REQUIREMENTS: Using the data below, copy each line that includes the word "color".

SUPPLIED RECORDS:

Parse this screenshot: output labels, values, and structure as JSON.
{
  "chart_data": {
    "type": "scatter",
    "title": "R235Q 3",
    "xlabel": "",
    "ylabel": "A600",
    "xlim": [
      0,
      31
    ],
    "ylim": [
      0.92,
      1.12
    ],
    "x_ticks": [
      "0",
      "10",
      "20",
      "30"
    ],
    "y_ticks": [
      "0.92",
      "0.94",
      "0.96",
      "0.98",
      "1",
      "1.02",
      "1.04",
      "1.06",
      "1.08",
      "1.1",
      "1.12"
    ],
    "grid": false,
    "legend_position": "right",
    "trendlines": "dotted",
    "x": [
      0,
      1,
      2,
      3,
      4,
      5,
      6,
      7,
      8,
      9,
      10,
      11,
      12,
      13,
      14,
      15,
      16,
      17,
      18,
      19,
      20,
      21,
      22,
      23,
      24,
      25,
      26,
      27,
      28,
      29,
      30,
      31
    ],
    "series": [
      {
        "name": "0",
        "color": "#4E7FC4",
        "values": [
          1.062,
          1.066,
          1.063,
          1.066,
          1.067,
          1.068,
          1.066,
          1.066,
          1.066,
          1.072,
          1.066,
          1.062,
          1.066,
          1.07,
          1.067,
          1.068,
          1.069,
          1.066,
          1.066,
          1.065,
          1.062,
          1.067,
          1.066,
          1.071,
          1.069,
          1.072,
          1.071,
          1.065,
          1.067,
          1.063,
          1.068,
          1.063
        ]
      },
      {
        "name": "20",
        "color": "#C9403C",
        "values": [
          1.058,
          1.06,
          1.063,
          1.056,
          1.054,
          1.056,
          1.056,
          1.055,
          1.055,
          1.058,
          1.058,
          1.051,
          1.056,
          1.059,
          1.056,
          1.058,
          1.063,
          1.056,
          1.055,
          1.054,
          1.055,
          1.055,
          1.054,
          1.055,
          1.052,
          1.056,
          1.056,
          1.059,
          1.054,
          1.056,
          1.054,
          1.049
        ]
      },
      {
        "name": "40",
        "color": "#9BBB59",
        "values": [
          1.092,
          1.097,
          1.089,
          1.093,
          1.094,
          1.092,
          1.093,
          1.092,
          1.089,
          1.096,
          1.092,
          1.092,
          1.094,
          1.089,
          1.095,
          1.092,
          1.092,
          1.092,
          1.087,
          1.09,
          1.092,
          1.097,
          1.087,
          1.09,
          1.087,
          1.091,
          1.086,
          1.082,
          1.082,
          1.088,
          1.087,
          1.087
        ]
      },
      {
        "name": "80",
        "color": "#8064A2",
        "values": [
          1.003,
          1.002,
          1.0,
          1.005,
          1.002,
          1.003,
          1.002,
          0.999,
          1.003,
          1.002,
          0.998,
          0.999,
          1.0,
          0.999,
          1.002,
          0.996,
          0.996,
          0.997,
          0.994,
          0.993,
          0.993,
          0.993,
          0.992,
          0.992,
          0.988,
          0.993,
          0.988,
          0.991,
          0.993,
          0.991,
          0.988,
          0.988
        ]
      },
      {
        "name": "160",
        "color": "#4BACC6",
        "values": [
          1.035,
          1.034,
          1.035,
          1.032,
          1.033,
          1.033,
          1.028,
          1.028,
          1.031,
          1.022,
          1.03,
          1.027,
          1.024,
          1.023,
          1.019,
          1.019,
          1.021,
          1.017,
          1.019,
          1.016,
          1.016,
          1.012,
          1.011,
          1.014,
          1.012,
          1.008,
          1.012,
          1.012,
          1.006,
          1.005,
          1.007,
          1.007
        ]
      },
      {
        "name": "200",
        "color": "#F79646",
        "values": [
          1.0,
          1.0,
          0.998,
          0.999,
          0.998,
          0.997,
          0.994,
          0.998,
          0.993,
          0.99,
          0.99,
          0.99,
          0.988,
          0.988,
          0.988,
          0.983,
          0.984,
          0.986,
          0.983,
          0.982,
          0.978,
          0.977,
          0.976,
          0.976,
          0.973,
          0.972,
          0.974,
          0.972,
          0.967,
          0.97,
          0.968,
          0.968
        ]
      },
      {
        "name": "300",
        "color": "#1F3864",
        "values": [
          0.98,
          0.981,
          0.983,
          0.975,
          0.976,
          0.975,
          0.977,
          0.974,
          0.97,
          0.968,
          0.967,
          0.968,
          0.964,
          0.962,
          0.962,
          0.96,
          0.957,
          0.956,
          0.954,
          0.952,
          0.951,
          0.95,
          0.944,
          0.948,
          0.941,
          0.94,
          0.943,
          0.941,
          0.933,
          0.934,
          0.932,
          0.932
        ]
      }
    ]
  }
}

FULL OUTPUT:
        "color": "#4E7FC4",
        "color": "#C9403C",
        "color": "#9BBB59",
        "color": "#8064A2",
        "color": "#4BACC6",
        "color": "#F79646",
        "color": "#1F3864",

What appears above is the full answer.